Problem to solve
Check each line of the material below for the string "Payments", then report how many lines have it, and nothing else.

Supplied material

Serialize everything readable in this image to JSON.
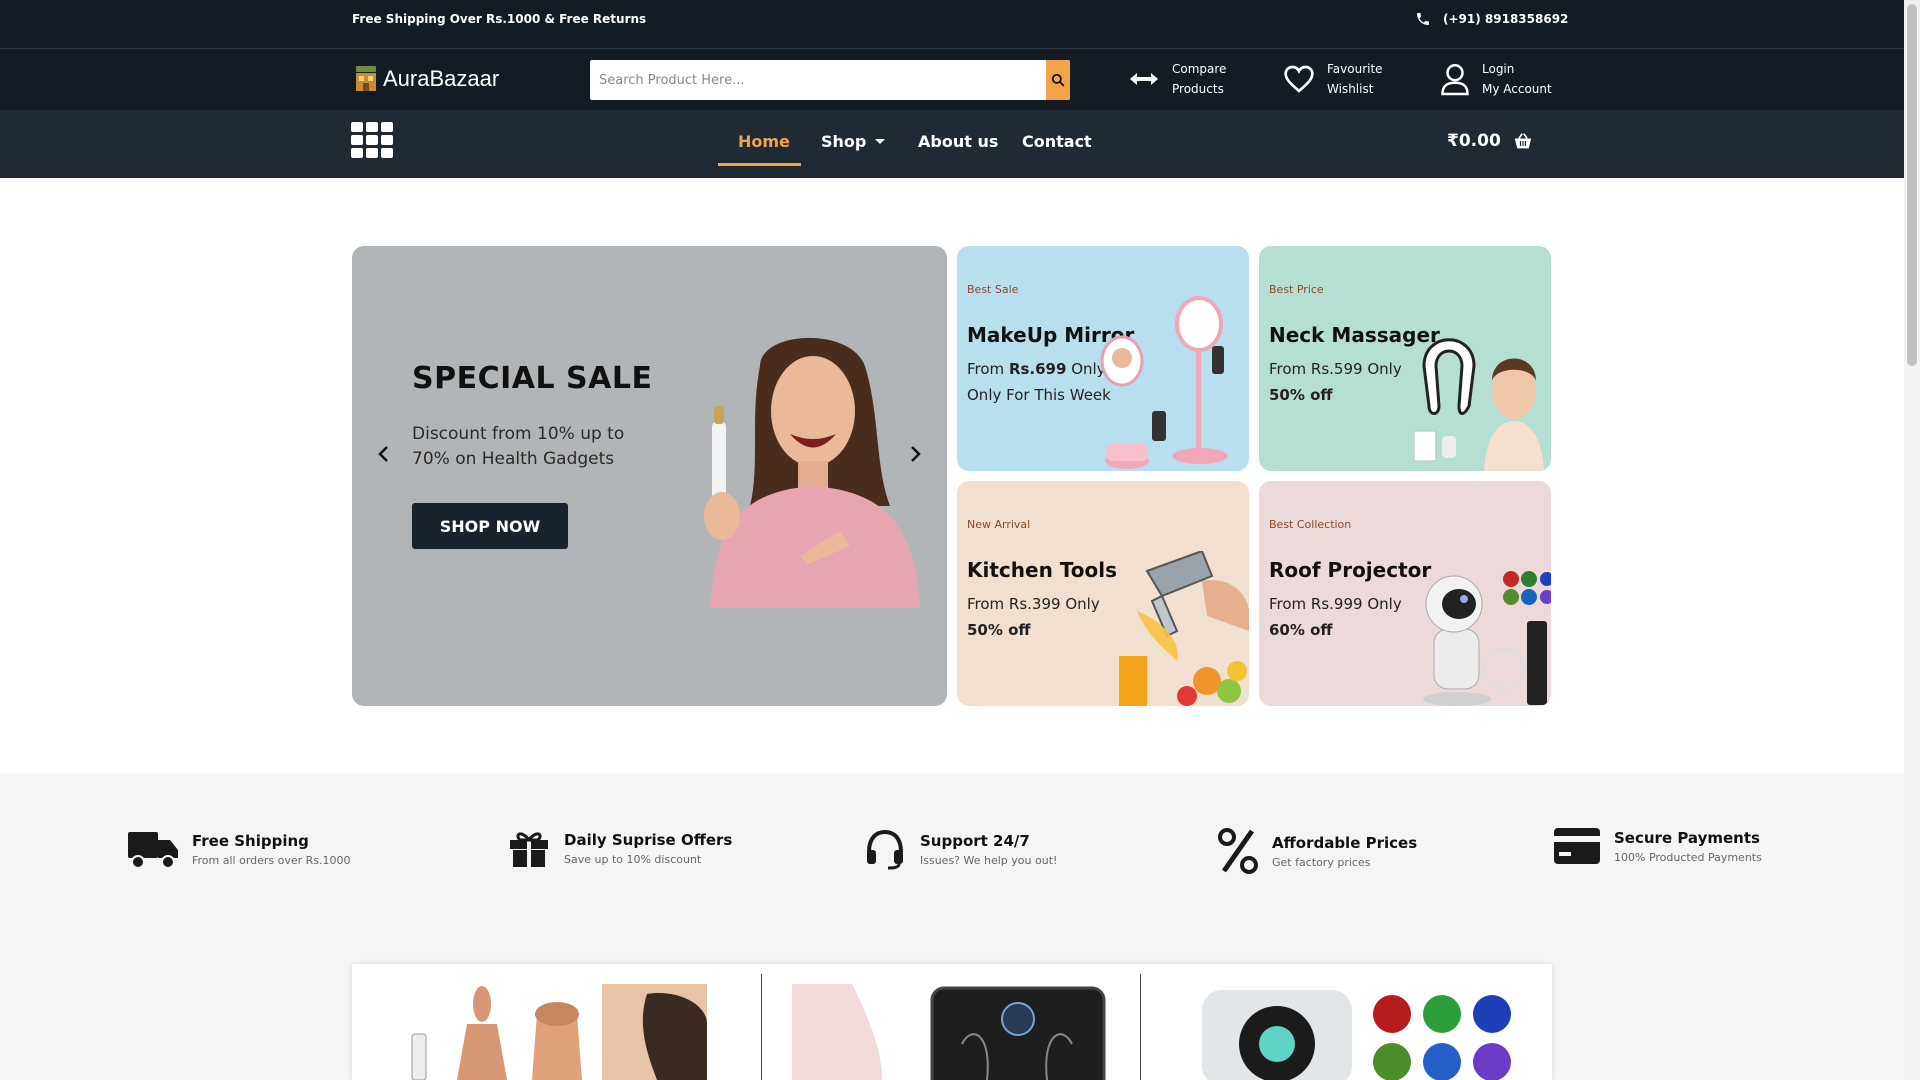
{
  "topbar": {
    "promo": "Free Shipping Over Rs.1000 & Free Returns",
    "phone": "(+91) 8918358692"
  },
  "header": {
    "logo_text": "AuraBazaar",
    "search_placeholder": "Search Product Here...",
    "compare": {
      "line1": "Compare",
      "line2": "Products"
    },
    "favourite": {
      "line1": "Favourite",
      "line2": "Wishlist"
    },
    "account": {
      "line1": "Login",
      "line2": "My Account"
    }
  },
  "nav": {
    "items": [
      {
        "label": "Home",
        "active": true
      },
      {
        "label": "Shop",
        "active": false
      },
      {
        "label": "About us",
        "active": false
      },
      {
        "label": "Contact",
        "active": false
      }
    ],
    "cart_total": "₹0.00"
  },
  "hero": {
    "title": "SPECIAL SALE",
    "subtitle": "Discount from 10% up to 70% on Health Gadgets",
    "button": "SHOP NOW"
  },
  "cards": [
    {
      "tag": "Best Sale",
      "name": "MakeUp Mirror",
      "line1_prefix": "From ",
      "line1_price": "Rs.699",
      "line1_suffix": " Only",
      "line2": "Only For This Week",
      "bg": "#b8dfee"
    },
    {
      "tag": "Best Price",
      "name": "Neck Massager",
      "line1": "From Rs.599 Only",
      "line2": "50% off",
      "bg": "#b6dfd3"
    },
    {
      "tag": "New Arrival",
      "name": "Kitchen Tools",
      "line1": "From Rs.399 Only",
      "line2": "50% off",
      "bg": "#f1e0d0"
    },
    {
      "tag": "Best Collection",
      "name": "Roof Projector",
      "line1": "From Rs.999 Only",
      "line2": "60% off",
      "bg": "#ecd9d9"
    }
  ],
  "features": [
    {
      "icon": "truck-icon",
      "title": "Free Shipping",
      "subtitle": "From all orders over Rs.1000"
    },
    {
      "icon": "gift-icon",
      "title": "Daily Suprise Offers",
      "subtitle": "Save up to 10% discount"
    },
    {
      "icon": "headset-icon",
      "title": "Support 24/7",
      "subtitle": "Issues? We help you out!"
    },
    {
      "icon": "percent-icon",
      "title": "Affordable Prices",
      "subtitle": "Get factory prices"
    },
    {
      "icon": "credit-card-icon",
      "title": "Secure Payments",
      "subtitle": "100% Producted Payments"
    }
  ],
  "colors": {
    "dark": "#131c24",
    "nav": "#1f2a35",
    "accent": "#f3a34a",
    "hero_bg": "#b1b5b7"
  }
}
--
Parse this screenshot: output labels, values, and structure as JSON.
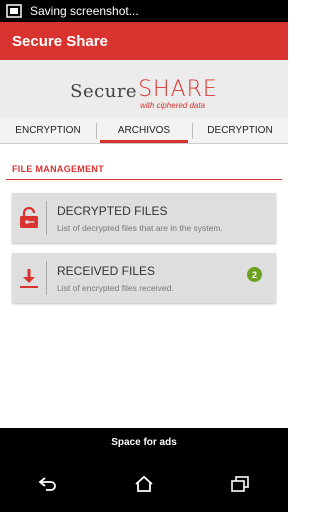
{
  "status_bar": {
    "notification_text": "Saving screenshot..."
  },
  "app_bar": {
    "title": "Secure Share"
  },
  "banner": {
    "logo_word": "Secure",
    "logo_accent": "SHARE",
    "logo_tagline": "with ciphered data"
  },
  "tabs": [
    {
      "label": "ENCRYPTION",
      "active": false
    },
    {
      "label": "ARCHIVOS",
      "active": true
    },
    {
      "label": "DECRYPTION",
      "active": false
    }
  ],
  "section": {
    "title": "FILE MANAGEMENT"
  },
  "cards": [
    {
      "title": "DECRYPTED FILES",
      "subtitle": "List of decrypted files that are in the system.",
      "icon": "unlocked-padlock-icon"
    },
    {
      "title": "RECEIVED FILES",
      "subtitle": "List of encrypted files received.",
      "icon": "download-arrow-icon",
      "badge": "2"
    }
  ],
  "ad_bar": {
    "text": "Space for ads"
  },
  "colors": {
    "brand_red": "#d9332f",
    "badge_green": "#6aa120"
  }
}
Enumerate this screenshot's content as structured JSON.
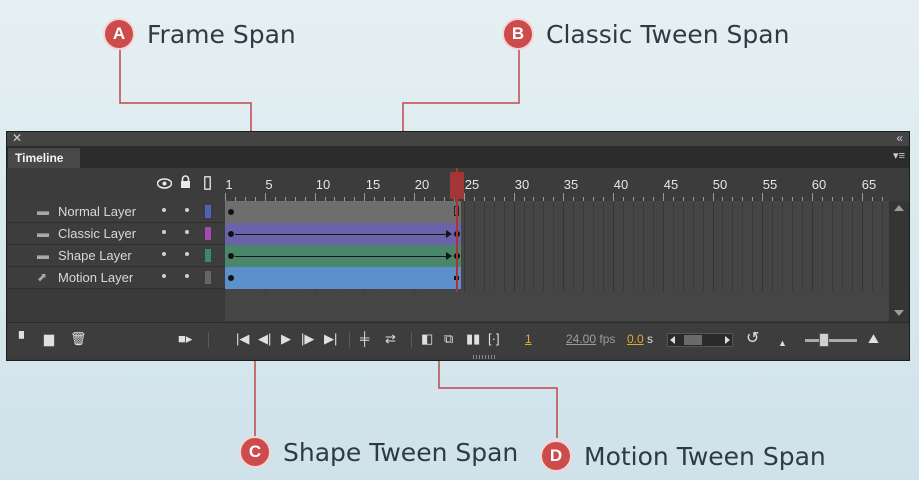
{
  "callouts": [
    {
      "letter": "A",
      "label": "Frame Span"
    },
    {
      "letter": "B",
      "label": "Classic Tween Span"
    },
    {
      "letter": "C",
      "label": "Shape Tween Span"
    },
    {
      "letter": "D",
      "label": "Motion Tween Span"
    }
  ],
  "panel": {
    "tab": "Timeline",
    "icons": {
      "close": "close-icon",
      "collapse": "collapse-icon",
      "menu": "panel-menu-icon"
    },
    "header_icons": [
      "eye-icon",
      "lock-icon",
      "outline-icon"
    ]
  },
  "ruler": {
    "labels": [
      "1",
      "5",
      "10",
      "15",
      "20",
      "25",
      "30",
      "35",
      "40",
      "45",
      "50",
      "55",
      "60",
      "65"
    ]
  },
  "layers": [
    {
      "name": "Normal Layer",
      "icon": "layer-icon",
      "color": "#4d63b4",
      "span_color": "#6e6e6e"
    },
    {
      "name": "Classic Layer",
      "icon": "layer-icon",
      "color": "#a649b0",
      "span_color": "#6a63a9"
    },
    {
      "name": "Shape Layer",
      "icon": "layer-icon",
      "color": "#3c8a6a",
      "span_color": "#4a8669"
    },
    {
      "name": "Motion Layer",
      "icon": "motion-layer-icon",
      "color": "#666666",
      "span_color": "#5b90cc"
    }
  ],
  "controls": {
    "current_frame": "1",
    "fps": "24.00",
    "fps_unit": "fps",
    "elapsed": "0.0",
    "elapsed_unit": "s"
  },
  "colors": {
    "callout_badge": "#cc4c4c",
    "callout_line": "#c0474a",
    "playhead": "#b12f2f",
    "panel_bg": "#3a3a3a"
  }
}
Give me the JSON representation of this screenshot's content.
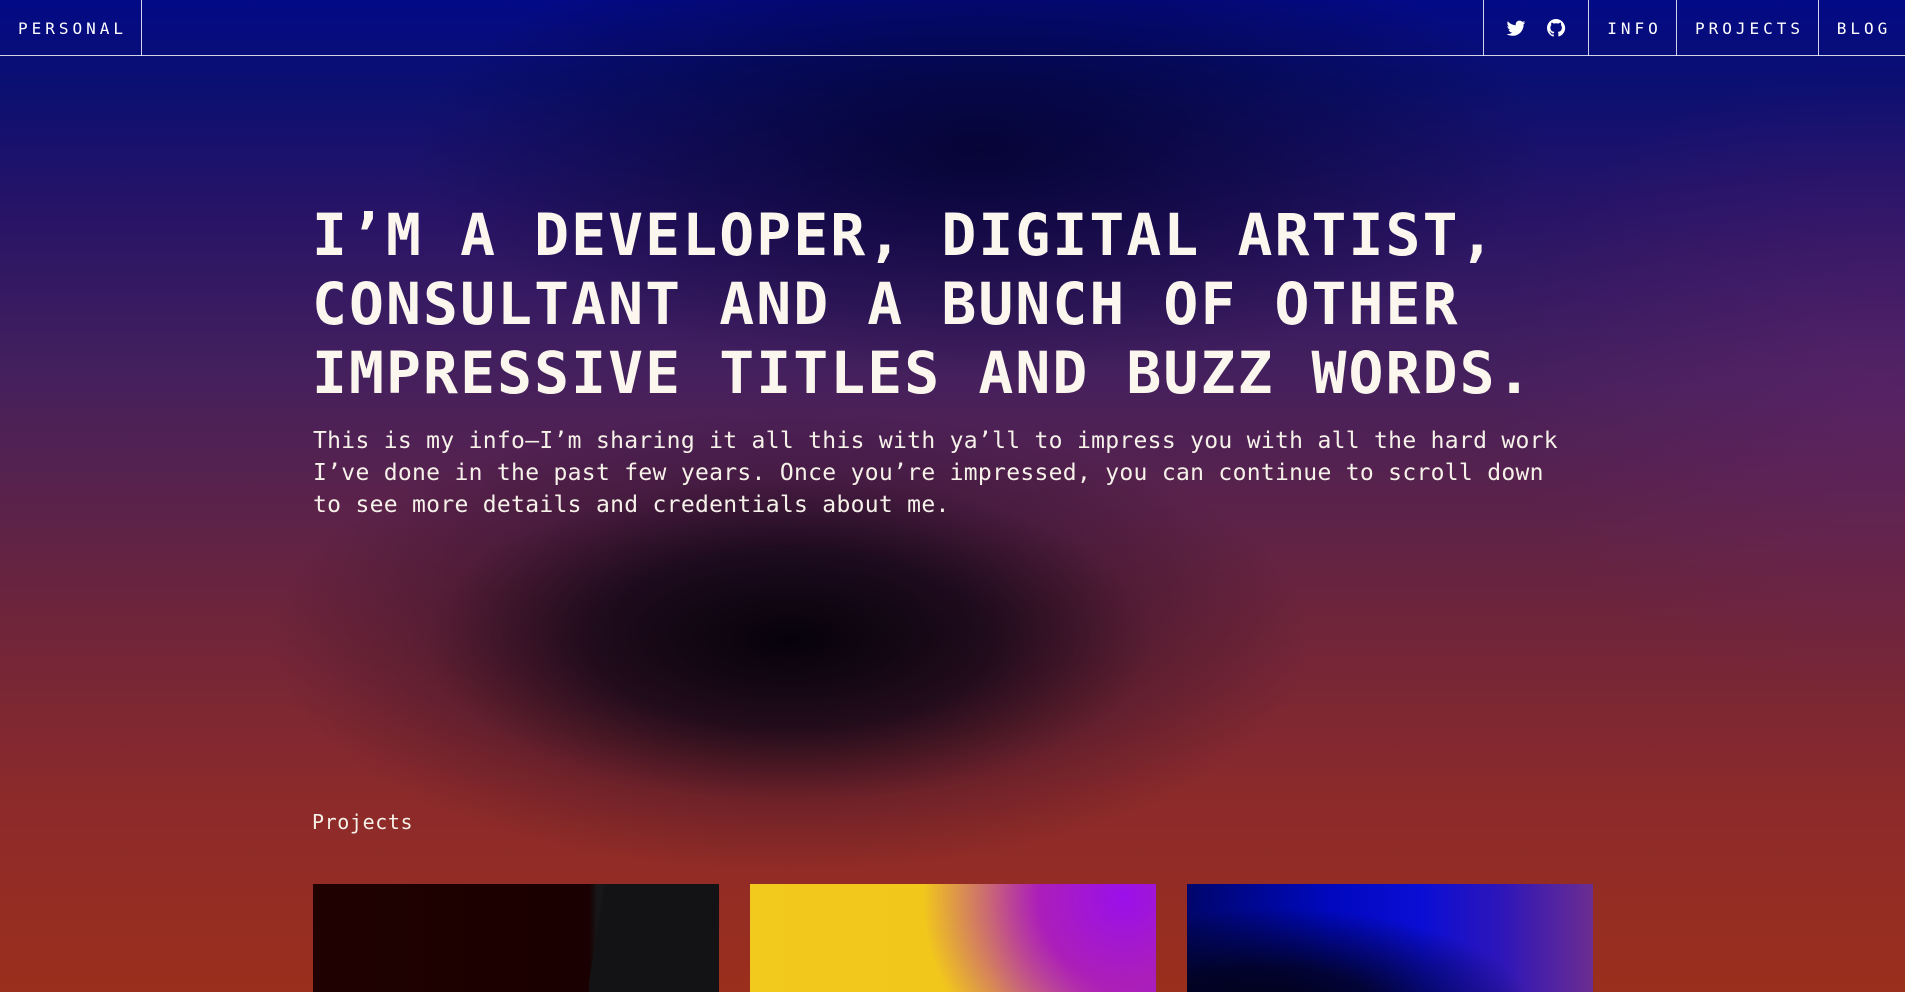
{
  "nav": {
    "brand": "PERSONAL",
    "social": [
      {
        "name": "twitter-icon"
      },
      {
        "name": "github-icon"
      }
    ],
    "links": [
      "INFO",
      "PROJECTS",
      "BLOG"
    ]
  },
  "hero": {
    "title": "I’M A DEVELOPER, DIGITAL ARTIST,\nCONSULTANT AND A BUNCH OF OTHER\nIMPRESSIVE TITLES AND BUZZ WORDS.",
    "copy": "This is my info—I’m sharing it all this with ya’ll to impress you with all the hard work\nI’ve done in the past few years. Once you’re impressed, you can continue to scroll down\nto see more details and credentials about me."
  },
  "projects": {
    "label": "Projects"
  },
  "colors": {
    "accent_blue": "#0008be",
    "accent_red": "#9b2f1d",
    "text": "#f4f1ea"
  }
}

Solution
2